Give the listing below again in full, exactly as written.

Extracted data entries
— START —

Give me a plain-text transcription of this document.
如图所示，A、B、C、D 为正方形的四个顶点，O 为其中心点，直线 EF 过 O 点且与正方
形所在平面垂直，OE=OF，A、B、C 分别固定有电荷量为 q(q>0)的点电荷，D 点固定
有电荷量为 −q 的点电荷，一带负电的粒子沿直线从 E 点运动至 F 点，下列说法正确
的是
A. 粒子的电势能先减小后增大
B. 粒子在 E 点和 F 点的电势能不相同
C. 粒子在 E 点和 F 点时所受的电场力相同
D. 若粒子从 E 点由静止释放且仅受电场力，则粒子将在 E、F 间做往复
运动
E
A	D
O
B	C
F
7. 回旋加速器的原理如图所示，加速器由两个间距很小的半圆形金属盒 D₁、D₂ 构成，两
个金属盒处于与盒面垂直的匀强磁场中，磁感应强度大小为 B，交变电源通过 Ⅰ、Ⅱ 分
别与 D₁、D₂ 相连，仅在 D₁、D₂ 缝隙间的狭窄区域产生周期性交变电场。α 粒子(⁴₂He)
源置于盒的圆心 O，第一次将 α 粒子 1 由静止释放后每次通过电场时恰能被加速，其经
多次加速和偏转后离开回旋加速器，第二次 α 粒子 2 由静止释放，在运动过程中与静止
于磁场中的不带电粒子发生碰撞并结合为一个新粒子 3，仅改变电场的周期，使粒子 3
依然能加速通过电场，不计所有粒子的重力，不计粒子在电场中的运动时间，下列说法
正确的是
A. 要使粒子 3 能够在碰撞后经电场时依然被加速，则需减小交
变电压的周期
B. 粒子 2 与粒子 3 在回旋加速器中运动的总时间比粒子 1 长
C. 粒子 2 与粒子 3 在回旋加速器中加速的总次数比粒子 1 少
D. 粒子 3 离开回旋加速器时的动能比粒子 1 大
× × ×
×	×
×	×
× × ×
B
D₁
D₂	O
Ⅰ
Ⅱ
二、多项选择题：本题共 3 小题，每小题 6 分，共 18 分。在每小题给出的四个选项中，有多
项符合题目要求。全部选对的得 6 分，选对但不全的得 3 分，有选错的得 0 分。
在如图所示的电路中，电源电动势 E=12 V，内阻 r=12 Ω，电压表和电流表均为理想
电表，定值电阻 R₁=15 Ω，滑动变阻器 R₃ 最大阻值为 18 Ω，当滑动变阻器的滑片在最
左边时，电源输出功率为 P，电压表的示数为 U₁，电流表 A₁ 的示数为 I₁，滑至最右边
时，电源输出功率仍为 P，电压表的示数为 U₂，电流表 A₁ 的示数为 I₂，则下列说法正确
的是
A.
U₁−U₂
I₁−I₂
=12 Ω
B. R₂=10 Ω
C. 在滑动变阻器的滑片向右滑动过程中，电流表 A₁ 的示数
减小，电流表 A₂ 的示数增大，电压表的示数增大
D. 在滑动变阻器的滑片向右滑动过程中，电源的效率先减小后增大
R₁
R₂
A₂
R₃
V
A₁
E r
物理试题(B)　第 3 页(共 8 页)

— END —

◆ REPLY:
Give me a plain-text transcription of this document.
如图所示，A、B、C、D 为正方形的四个顶点，O 为其中心点，直线 EF 过 O 点且与正方
形所在平面垂直，OE=OF，A、B、C 分别固定有电荷量为 q(q>0)的点电荷，D 点固定
有电荷量为 −q 的点电荷，一带负电的粒子沿直线从 E 点运动至 F 点，下列说法正确
的是
A. 粒子的电势能先减小后增大
B. 粒子在 E 点和 F 点的电势能不相同
C. 粒子在 E 点和 F 点时所受的电场力相同
D. 若粒子从 E 点由静止释放且仅受电场力，则粒子将在 E、F 间做往复
运动
E
A	D
O
B	C
F
7. 回旋加速器的原理如图所示，加速器由两个间距很小的半圆形金属盒 D₁、D₂ 构成，两
个金属盒处于与盒面垂直的匀强磁场中，磁感应强度大小为 B，交变电源通过 Ⅰ、Ⅱ 分
别与 D₁、D₂ 相连，仅在 D₁、D₂ 缝隙间的狭窄区域产生周期性交变电场。α 粒子(⁴₂He)
源置于盒的圆心 O，第一次将 α 粒子 1 由静止释放后每次通过电场时恰能被加速，其经
多次加速和偏转后离开回旋加速器，第二次 α 粒子 2 由静止释放，在运动过程中与静止
于磁场中的不带电粒子发生碰撞并结合为一个新粒子 3，仅改变电场的周期，使粒子 3
依然能加速通过电场，不计所有粒子的重力，不计粒子在电场中的运动时间，下列说法
正确的是
A. 要使粒子 3 能够在碰撞后经电场时依然被加速，则需减小交
变电压的周期
B. 粒子 2 与粒子 3 在回旋加速器中运动的总时间比粒子 1 长
C. 粒子 2 与粒子 3 在回旋加速器中加速的总次数比粒子 1 少
D. 粒子 3 离开回旋加速器时的动能比粒子 1 大
× × ×
×	×
×	×
× × ×
B
D₁
D₂	O
Ⅰ
Ⅱ
二、多项选择题：本题共 3 小题，每小题 6 分，共 18 分。在每小题给出的四个选项中，有多
项符合题目要求。全部选对的得 6 分，选对但不全的得 3 分，有选错的得 0 分。
在如图所示的电路中，电源电动势 E=12 V，内阻 r=12 Ω，电压表和电流表均为理想
电表，定值电阻 R₁=15 Ω，滑动变阻器 R₃ 最大阻值为 18 Ω，当滑动变阻器的滑片在最
左边时，电源输出功率为 P，电压表的示数为 U₁，电流表 A₁ 的示数为 I₁，滑至最右边
时，电源输出功率仍为 P，电压表的示数为 U₂，电流表 A₁ 的示数为 I₂，则下列说法正确
的是
A.
U₁−U₂
I₁−I₂
=12 Ω
B. R₂=10 Ω
C. 在滑动变阻器的滑片向右滑动过程中，电流表 A₁ 的示数
减小，电流表 A₂ 的示数增大，电压表的示数增大
D. 在滑动变阻器的滑片向右滑动过程中，电源的效率先减小后增大
R₁
R₂
A₂
R₃
V
A₁
E r
物理试题(B)　第 3 页(共 8 页)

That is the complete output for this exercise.